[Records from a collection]
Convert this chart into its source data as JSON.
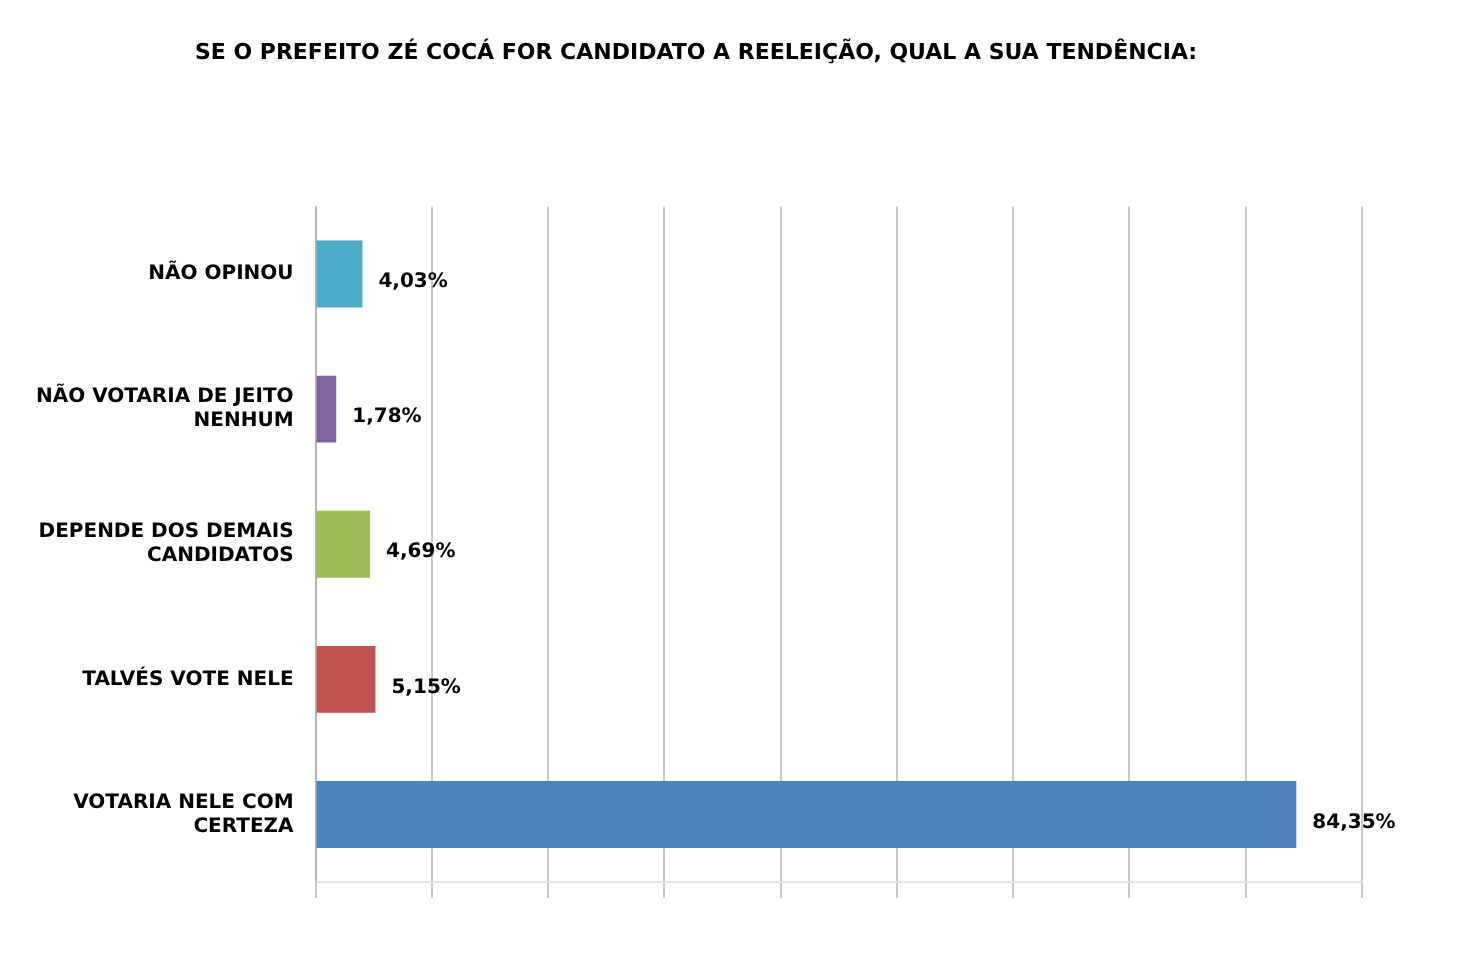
{
  "chart_data": {
    "type": "bar",
    "orientation": "horizontal",
    "title": "SE O PREFEITO ZÉ COCÁ FOR CANDIDATO A REELEIÇÃO, QUAL A SUA TENDÊNCIA:",
    "categories": [
      "NÃO OPINOU",
      "NÃO VOTARIA DE JEITO NENHUM",
      "DEPENDE DOS DEMAIS CANDIDATOS",
      "TALVÉS VOTE NELE",
      "VOTARIA NELE COM CERTEZA"
    ],
    "values": [
      4.03,
      1.78,
      4.69,
      5.15,
      84.35
    ],
    "colors": [
      "#4bacc6",
      "#8064a2",
      "#9bbb59",
      "#c0504d",
      "#4f81bd"
    ],
    "value_labels": [
      "4,03%",
      "1,78%",
      "4,69%",
      "5,15%",
      "84,35%"
    ],
    "grid": "x",
    "tick_labels": "y",
    "legend": false
  }
}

EXERCISE AIM.
Set down every entry word for word, but omit the pictures.

EXERCISE ANSWER.
Convert this chart into its source data as JSON.
{
  "chart_data": {
    "type": "bar",
    "orientation": "horizontal",
    "title": "SE O PREFEITO ZÉ COCÁ FOR CANDIDATO A REELEIÇÃO, QUAL A SUA TENDÊNCIA:",
    "categories": [
      "NÃO OPINOU",
      "NÃO VOTARIA DE JEITO NENHUM",
      "DEPENDE DOS DEMAIS CANDIDATOS",
      "TALVÉS VOTE NELE",
      "VOTARIA NELE COM CERTEZA"
    ],
    "values": [
      4.03,
      1.78,
      4.69,
      5.15,
      84.35
    ],
    "colors": [
      "#4bacc6",
      "#8064a2",
      "#9bbb59",
      "#c0504d",
      "#4f81bd"
    ],
    "value_labels": [
      "4,03%",
      "1,78%",
      "4,69%",
      "5,15%",
      "84,35%"
    ],
    "grid": "x",
    "tick_labels": "y",
    "legend": false
  }
}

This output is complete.